**Stated problem:**
Answer with a single number: the count of lines that hold "Columns".

Entries taken from a collection:
-*-*-

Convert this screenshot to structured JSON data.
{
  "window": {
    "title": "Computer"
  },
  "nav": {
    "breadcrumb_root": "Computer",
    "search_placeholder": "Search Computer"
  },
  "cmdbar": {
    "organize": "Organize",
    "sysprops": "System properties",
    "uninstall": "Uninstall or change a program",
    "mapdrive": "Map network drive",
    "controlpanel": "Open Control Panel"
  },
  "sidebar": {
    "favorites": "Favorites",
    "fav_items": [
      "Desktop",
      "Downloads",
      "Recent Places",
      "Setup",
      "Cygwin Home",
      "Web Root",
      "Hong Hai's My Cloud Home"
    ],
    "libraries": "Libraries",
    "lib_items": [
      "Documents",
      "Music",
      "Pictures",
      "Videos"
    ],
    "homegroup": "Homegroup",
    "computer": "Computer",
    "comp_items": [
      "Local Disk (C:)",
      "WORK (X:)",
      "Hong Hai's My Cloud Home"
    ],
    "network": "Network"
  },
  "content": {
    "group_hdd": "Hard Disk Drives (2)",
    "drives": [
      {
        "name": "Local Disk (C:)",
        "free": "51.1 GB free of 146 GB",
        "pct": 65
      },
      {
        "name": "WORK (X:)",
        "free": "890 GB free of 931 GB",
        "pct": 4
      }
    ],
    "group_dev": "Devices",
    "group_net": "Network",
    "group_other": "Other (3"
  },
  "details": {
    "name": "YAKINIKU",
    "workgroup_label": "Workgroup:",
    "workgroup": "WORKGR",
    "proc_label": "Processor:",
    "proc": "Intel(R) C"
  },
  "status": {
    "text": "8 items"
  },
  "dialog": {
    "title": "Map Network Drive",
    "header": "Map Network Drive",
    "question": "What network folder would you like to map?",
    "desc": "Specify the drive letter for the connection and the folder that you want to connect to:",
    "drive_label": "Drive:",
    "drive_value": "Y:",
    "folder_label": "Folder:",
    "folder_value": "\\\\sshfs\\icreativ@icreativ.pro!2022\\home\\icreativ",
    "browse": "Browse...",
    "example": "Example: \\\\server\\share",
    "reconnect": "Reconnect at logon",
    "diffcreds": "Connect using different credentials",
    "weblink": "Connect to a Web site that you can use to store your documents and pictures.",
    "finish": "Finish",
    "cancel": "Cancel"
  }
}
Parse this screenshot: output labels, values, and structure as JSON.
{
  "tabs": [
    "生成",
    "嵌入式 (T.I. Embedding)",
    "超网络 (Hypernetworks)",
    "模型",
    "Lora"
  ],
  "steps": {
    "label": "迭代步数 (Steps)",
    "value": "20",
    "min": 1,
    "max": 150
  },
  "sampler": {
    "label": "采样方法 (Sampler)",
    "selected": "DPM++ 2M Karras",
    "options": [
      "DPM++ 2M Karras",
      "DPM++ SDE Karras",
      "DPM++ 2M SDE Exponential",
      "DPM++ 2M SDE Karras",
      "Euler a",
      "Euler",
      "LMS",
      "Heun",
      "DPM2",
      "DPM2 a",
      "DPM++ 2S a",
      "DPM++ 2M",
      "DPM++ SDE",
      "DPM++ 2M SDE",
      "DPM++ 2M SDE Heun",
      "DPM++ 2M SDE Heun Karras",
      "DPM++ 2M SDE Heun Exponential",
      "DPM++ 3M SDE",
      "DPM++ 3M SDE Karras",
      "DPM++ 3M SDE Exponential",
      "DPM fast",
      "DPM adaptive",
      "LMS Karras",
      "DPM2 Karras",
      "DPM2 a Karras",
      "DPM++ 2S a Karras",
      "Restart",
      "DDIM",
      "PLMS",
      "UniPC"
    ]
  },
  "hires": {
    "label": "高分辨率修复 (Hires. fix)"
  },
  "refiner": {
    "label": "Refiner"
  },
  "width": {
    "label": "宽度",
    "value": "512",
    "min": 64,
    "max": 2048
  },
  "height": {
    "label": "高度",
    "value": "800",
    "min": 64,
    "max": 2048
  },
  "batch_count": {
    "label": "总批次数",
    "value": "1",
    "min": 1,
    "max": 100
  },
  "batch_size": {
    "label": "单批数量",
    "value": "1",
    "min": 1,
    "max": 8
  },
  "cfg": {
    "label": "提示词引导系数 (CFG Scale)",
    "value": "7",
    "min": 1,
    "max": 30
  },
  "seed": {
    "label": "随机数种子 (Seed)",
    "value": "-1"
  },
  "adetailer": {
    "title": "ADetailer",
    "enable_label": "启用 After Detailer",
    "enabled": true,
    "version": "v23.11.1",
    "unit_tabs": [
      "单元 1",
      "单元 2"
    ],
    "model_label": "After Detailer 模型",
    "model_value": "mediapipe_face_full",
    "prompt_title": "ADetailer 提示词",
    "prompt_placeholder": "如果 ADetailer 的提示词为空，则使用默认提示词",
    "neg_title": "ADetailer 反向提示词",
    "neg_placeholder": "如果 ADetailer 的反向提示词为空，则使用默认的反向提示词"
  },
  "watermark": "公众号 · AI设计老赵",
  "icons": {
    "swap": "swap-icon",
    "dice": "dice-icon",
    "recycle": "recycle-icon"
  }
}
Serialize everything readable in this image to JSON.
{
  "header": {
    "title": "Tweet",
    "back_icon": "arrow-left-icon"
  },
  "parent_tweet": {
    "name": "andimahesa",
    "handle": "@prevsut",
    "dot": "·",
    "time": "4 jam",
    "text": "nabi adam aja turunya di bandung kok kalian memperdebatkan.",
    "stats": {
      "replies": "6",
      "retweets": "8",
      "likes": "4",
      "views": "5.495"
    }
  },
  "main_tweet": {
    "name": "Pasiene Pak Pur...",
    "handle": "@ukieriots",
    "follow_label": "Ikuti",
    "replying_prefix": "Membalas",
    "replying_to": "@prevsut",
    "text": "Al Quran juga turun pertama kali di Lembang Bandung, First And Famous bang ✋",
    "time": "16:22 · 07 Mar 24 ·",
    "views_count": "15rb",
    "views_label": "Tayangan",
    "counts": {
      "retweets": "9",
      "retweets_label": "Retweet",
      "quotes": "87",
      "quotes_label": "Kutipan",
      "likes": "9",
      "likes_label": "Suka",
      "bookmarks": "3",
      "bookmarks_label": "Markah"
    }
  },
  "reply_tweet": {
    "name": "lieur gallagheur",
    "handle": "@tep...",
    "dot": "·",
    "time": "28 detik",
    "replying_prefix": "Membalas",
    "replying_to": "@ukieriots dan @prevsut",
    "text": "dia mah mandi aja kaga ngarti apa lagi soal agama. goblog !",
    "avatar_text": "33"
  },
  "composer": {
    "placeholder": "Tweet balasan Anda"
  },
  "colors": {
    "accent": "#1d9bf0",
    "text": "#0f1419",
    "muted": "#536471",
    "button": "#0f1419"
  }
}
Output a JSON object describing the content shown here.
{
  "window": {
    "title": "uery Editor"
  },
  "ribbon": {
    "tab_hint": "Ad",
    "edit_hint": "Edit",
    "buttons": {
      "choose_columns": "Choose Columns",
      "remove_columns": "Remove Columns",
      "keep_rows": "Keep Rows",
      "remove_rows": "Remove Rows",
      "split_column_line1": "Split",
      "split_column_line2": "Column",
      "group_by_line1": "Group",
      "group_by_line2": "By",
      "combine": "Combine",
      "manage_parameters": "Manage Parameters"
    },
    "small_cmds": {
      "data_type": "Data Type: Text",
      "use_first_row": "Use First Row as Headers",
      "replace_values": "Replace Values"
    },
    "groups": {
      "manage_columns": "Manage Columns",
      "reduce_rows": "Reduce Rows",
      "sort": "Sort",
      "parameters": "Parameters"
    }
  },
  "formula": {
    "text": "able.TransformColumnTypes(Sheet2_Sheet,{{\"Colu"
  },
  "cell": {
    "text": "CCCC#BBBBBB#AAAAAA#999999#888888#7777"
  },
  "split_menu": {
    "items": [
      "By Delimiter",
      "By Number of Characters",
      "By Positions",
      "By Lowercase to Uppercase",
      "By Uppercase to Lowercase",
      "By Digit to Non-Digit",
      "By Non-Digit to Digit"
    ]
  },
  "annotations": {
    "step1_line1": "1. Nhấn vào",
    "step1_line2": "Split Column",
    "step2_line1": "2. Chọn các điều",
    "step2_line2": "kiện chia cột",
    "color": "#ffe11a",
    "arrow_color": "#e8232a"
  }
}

-*-*-

**Solved problem:**
3